• DO THIS: From the listing below, extract each entry exactly as written, minus the images.
Start DATASET RECORDS
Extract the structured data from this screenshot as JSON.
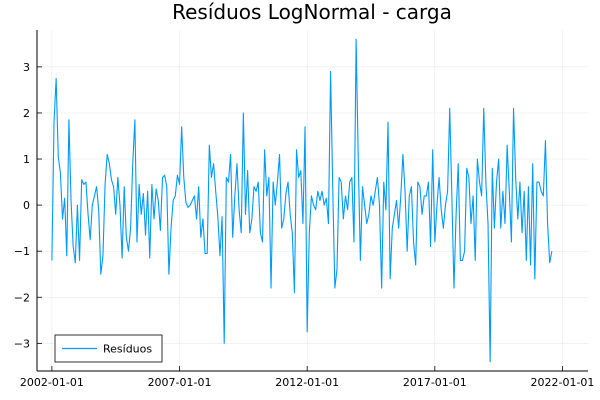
{
  "chart_data": {
    "type": "line",
    "title": "Resíduos LogNormal - carga",
    "xlabel": "",
    "ylabel": "",
    "x_ticks": [
      "2002-01-01",
      "2007-01-01",
      "2012-01-01",
      "2017-01-01",
      "2022-01-01"
    ],
    "x_range": [
      "2001-06-01",
      "2023-01-01"
    ],
    "y_ticks": [
      -3,
      -2,
      -1,
      0,
      1,
      2,
      3
    ],
    "ylim": [
      -3.6,
      3.8
    ],
    "grid": true,
    "legend_position": "bottom-left",
    "series": [
      {
        "name": "Resíduos",
        "color": "#009AF9",
        "x_start": "2002-01-01",
        "frequency": "monthly",
        "values": [
          -1.2,
          1.8,
          2.75,
          1.05,
          0.7,
          -0.3,
          0.15,
          -1.1,
          1.85,
          0.1,
          -0.9,
          -1.25,
          0.0,
          -1.2,
          0.55,
          0.45,
          0.5,
          -0.2,
          -0.75,
          0.0,
          0.2,
          0.4,
          -0.1,
          -1.5,
          -1.1,
          0.45,
          1.1,
          0.9,
          0.55,
          0.4,
          -0.2,
          0.6,
          0.0,
          -1.15,
          0.4,
          -0.7,
          -1.0,
          -0.5,
          0.9,
          1.85,
          -0.8,
          0.45,
          -0.2,
          0.25,
          -0.65,
          0.3,
          -1.15,
          0.45,
          -0.3,
          0.35,
          0.1,
          -0.55,
          0.6,
          0.65,
          0.4,
          -1.5,
          -0.5,
          0.1,
          0.2,
          0.65,
          0.45,
          1.7,
          0.6,
          0.05,
          -0.05,
          0.0,
          0.1,
          0.2,
          -0.3,
          0.4,
          -0.7,
          -0.3,
          -1.05,
          -1.05,
          1.3,
          0.6,
          0.9,
          0.3,
          -0.25,
          -1.1,
          -0.25,
          -3.0,
          0.6,
          0.5,
          1.1,
          -0.7,
          0.2,
          0.9,
          -0.1,
          -0.6,
          2.0,
          -0.2,
          0.75,
          -0.6,
          -0.3,
          0.4,
          0.3,
          0.5,
          -0.6,
          -0.8,
          1.2,
          0.2,
          0.6,
          -1.8,
          0.5,
          0.0,
          0.5,
          1.1,
          -0.5,
          -0.3,
          0.25,
          0.5,
          -0.2,
          -0.6,
          -1.9,
          1.2,
          0.6,
          0.75,
          -0.4,
          1.7,
          -2.75,
          -0.6,
          0.2,
          0.0,
          -0.1,
          0.3,
          0.1,
          0.3,
          0.0,
          0.15,
          -0.4,
          2.9,
          0.4,
          -1.8,
          -1.4,
          0.6,
          0.5,
          -0.3,
          0.2,
          -0.1,
          0.5,
          0.6,
          -0.8,
          3.6,
          1.0,
          -1.2,
          0.4,
          0.0,
          -0.4,
          -0.2,
          0.2,
          0.0,
          0.3,
          0.6,
          0.0,
          -1.8,
          0.5,
          -0.1,
          1.8,
          -1.6,
          -0.5,
          -0.2,
          0.1,
          -0.5,
          0.2,
          1.1,
          0.3,
          -1.0,
          0.2,
          0.4,
          -0.8,
          -1.3,
          0.5,
          0.4,
          -0.2,
          0.2,
          0.2,
          0.5,
          -0.9,
          1.2,
          -0.8,
          0.0,
          0.6,
          -0.1,
          -0.5,
          0.0,
          0.3,
          2.1,
          0.2,
          -1.8,
          -0.2,
          0.9,
          -1.2,
          -1.2,
          -1.0,
          0.8,
          0.6,
          -0.4,
          0.2,
          -1.2,
          1.0,
          0.5,
          0.2,
          2.1,
          0.5,
          -0.4,
          -3.4,
          0.8,
          -0.5,
          0.5,
          1.0,
          -0.5,
          0.3,
          -0.4,
          1.3,
          0.3,
          -0.8,
          2.1,
          0.6,
          -0.3,
          0.5,
          -0.6,
          0.3,
          -1.2,
          0.4,
          -1.3,
          0.9,
          -1.6,
          0.5,
          0.5,
          0.3,
          0.2,
          1.4,
          -0.4,
          -1.25,
          -1.0
        ]
      }
    ]
  }
}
End DATASET RECORDS
• ANSWER TO THIS TASK:
Extract the structured data from this screenshot as JSON.
{
  "chart_data": {
    "type": "line",
    "title": "Resíduos LogNormal - carga",
    "xlabel": "",
    "ylabel": "",
    "x_ticks": [
      "2002-01-01",
      "2007-01-01",
      "2012-01-01",
      "2017-01-01",
      "2022-01-01"
    ],
    "x_range": [
      "2001-06-01",
      "2023-01-01"
    ],
    "y_ticks": [
      -3,
      -2,
      -1,
      0,
      1,
      2,
      3
    ],
    "ylim": [
      -3.6,
      3.8
    ],
    "grid": true,
    "legend_position": "bottom-left",
    "series": [
      {
        "name": "Resíduos",
        "color": "#009AF9",
        "x_start": "2002-01-01",
        "frequency": "monthly",
        "values": [
          -1.2,
          1.8,
          2.75,
          1.05,
          0.7,
          -0.3,
          0.15,
          -1.1,
          1.85,
          0.1,
          -0.9,
          -1.25,
          0.0,
          -1.2,
          0.55,
          0.45,
          0.5,
          -0.2,
          -0.75,
          0.0,
          0.2,
          0.4,
          -0.1,
          -1.5,
          -1.1,
          0.45,
          1.1,
          0.9,
          0.55,
          0.4,
          -0.2,
          0.6,
          0.0,
          -1.15,
          0.4,
          -0.7,
          -1.0,
          -0.5,
          0.9,
          1.85,
          -0.8,
          0.45,
          -0.2,
          0.25,
          -0.65,
          0.3,
          -1.15,
          0.45,
          -0.3,
          0.35,
          0.1,
          -0.55,
          0.6,
          0.65,
          0.4,
          -1.5,
          -0.5,
          0.1,
          0.2,
          0.65,
          0.45,
          1.7,
          0.6,
          0.05,
          -0.05,
          0.0,
          0.1,
          0.2,
          -0.3,
          0.4,
          -0.7,
          -0.3,
          -1.05,
          -1.05,
          1.3,
          0.6,
          0.9,
          0.3,
          -0.25,
          -1.1,
          -0.25,
          -3.0,
          0.6,
          0.5,
          1.1,
          -0.7,
          0.2,
          0.9,
          -0.1,
          -0.6,
          2.0,
          -0.2,
          0.75,
          -0.6,
          -0.3,
          0.4,
          0.3,
          0.5,
          -0.6,
          -0.8,
          1.2,
          0.2,
          0.6,
          -1.8,
          0.5,
          0.0,
          0.5,
          1.1,
          -0.5,
          -0.3,
          0.25,
          0.5,
          -0.2,
          -0.6,
          -1.9,
          1.2,
          0.6,
          0.75,
          -0.4,
          1.7,
          -2.75,
          -0.6,
          0.2,
          0.0,
          -0.1,
          0.3,
          0.1,
          0.3,
          0.0,
          0.15,
          -0.4,
          2.9,
          0.4,
          -1.8,
          -1.4,
          0.6,
          0.5,
          -0.3,
          0.2,
          -0.1,
          0.5,
          0.6,
          -0.8,
          3.6,
          1.0,
          -1.2,
          0.4,
          0.0,
          -0.4,
          -0.2,
          0.2,
          0.0,
          0.3,
          0.6,
          0.0,
          -1.8,
          0.5,
          -0.1,
          1.8,
          -1.6,
          -0.5,
          -0.2,
          0.1,
          -0.5,
          0.2,
          1.1,
          0.3,
          -1.0,
          0.2,
          0.4,
          -0.8,
          -1.3,
          0.5,
          0.4,
          -0.2,
          0.2,
          0.2,
          0.5,
          -0.9,
          1.2,
          -0.8,
          0.0,
          0.6,
          -0.1,
          -0.5,
          0.0,
          0.3,
          2.1,
          0.2,
          -1.8,
          -0.2,
          0.9,
          -1.2,
          -1.2,
          -1.0,
          0.8,
          0.6,
          -0.4,
          0.2,
          -1.2,
          1.0,
          0.5,
          0.2,
          2.1,
          0.5,
          -0.4,
          -3.4,
          0.8,
          -0.5,
          0.5,
          1.0,
          -0.5,
          0.3,
          -0.4,
          1.3,
          0.3,
          -0.8,
          2.1,
          0.6,
          -0.3,
          0.5,
          -0.6,
          0.3,
          -1.2,
          0.4,
          -1.3,
          0.9,
          -1.6,
          0.5,
          0.5,
          0.3,
          0.2,
          1.4,
          -0.4,
          -1.25,
          -1.0
        ]
      }
    ]
  }
}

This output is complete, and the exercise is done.